BEGIN

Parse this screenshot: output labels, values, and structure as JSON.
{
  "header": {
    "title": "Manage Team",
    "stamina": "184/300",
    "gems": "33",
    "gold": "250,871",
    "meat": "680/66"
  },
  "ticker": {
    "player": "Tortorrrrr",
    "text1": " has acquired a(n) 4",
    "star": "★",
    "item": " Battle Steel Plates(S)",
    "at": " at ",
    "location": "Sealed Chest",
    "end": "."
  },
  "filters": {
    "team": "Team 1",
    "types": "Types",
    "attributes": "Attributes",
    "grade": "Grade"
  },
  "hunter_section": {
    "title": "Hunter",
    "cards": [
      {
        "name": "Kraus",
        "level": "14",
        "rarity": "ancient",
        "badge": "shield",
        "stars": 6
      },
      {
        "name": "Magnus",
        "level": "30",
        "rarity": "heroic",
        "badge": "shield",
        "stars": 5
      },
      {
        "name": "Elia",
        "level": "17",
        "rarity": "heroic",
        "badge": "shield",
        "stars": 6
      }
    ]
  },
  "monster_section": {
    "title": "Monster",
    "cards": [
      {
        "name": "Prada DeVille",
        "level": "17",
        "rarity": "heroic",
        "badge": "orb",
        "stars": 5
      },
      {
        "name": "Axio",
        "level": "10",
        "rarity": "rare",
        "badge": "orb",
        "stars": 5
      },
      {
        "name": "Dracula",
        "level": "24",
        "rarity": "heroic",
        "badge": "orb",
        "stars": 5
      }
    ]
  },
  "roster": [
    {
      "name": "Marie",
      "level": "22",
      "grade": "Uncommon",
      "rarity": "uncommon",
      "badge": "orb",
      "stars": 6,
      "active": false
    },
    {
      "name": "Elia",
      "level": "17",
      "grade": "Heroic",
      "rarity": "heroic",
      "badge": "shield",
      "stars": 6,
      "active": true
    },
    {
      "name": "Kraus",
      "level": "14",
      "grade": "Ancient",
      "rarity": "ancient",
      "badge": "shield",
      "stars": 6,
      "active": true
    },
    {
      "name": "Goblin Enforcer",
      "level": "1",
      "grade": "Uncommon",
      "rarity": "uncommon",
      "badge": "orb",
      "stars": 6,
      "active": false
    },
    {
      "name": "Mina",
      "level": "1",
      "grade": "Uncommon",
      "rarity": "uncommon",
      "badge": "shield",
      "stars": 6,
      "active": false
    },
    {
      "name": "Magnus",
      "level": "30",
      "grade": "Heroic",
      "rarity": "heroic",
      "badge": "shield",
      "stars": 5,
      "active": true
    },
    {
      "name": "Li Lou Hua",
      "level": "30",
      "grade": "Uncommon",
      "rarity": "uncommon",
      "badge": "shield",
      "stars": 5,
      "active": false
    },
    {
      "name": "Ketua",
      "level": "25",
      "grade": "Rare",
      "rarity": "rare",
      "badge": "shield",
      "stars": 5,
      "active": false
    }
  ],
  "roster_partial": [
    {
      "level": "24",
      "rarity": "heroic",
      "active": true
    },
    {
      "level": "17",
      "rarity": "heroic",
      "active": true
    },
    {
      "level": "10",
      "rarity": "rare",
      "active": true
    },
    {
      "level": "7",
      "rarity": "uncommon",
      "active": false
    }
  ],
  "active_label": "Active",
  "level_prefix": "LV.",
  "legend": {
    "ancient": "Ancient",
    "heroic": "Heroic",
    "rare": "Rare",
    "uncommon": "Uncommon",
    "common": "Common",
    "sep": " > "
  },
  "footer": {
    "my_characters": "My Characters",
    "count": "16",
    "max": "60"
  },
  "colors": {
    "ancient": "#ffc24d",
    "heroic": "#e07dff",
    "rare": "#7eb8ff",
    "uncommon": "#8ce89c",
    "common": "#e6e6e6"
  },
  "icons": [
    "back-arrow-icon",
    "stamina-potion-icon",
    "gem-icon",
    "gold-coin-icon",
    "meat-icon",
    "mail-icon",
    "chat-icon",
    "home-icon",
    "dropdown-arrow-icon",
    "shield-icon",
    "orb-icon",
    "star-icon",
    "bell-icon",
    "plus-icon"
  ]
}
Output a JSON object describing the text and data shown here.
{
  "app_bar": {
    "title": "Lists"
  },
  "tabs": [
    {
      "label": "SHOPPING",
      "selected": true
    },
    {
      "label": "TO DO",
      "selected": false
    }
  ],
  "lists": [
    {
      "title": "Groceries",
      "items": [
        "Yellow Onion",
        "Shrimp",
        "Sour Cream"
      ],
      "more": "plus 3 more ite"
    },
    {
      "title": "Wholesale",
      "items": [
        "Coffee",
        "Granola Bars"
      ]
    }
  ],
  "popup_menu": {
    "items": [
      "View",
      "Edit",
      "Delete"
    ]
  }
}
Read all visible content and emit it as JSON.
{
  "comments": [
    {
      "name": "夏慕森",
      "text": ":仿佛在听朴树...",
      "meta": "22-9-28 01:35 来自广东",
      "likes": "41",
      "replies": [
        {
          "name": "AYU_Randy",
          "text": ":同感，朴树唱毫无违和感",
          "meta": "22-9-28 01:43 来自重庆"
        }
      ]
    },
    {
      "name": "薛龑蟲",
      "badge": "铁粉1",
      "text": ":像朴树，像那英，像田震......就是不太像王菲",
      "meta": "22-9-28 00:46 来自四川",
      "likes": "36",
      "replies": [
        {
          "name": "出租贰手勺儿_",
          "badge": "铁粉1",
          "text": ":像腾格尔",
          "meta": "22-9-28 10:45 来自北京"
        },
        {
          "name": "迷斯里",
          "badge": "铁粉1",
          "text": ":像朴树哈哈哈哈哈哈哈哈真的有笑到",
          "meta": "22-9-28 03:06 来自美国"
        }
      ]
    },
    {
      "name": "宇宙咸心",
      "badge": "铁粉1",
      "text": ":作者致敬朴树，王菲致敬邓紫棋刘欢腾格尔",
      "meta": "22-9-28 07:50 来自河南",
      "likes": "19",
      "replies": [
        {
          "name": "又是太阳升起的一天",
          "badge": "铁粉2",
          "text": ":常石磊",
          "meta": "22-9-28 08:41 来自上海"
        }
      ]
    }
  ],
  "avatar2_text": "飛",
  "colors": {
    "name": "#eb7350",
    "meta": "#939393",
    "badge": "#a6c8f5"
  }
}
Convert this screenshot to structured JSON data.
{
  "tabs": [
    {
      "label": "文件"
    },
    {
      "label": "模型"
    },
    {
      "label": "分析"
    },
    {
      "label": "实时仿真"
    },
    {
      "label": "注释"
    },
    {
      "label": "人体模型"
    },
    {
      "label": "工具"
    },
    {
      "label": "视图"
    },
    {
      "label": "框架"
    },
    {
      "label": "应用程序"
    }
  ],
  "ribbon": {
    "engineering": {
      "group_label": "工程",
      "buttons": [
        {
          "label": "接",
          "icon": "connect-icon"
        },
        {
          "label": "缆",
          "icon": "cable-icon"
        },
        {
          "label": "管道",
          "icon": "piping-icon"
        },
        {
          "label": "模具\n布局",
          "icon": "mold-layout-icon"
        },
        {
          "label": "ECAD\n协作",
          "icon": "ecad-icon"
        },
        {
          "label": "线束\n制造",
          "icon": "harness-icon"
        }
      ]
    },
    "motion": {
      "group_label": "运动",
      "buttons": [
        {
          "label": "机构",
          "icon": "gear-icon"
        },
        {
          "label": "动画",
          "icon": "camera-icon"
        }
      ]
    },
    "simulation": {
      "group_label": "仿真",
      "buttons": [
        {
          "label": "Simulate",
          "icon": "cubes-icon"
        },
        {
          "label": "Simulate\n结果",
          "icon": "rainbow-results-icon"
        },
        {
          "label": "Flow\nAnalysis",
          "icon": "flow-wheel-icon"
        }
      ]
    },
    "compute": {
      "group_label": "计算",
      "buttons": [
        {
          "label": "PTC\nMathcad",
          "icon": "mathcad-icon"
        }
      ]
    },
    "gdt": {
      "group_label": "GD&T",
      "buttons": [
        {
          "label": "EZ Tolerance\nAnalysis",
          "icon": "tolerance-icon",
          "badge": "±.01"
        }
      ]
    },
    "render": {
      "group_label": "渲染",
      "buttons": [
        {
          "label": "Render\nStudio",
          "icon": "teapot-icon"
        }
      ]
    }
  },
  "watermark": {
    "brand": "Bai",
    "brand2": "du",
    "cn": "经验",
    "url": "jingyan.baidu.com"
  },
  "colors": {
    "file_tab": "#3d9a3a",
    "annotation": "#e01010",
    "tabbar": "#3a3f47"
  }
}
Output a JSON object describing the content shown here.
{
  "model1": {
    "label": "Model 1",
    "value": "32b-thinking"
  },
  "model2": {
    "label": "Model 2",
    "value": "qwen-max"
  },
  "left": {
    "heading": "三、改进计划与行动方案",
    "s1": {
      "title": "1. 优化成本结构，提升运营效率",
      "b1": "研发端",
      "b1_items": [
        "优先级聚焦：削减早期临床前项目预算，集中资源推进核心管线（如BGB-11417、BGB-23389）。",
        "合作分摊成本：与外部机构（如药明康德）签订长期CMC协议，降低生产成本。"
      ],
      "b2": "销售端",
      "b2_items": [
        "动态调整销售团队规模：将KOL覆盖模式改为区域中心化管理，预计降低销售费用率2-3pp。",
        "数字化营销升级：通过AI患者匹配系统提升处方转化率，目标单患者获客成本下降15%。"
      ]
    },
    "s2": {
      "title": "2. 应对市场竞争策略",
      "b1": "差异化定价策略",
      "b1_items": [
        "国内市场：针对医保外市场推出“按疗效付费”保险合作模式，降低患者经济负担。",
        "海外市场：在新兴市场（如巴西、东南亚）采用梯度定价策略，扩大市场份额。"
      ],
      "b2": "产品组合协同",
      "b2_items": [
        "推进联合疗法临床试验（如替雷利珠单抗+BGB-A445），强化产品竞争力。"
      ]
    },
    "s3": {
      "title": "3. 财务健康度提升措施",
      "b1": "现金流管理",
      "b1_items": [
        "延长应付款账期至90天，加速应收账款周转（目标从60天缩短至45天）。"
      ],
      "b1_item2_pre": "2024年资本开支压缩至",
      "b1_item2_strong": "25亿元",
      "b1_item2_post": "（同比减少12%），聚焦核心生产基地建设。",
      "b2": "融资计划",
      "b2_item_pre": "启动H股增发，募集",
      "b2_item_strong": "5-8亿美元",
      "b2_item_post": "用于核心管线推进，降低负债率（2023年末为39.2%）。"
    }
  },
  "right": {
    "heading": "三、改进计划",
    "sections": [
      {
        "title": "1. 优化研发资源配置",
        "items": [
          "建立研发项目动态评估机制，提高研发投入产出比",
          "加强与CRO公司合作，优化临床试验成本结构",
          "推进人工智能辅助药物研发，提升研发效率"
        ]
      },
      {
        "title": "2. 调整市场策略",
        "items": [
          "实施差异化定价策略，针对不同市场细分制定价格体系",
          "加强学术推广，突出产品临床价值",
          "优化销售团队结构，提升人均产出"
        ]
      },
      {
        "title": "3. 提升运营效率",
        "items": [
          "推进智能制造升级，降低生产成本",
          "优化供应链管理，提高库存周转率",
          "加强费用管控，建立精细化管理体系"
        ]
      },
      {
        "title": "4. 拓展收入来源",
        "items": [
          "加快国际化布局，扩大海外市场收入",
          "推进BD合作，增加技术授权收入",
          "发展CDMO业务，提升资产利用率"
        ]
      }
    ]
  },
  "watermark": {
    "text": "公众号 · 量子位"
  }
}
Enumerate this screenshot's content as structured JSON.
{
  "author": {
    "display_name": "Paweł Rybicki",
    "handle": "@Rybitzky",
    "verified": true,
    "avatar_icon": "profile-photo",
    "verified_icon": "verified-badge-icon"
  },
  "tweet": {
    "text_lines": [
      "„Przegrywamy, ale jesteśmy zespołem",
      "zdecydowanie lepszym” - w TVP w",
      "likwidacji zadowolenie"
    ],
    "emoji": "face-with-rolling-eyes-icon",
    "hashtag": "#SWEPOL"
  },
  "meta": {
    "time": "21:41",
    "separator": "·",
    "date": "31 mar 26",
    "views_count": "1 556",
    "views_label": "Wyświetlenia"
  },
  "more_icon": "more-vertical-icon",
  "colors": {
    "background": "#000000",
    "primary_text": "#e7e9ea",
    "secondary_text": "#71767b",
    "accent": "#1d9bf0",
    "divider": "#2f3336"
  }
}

END

■ **What this task involves**:
Locate all lines holding the word "JSON", then copy them out.

■ **Written answer**:
Parse this screenshot: output labels, values, and structure as JSON.
Output a JSON object describing the text and data shown here.
Read all visible content and emit it as JSON.
Convert this screenshot to structured JSON data.
Output a JSON object describing the content shown here.
Enumerate this screenshot's content as structured JSON.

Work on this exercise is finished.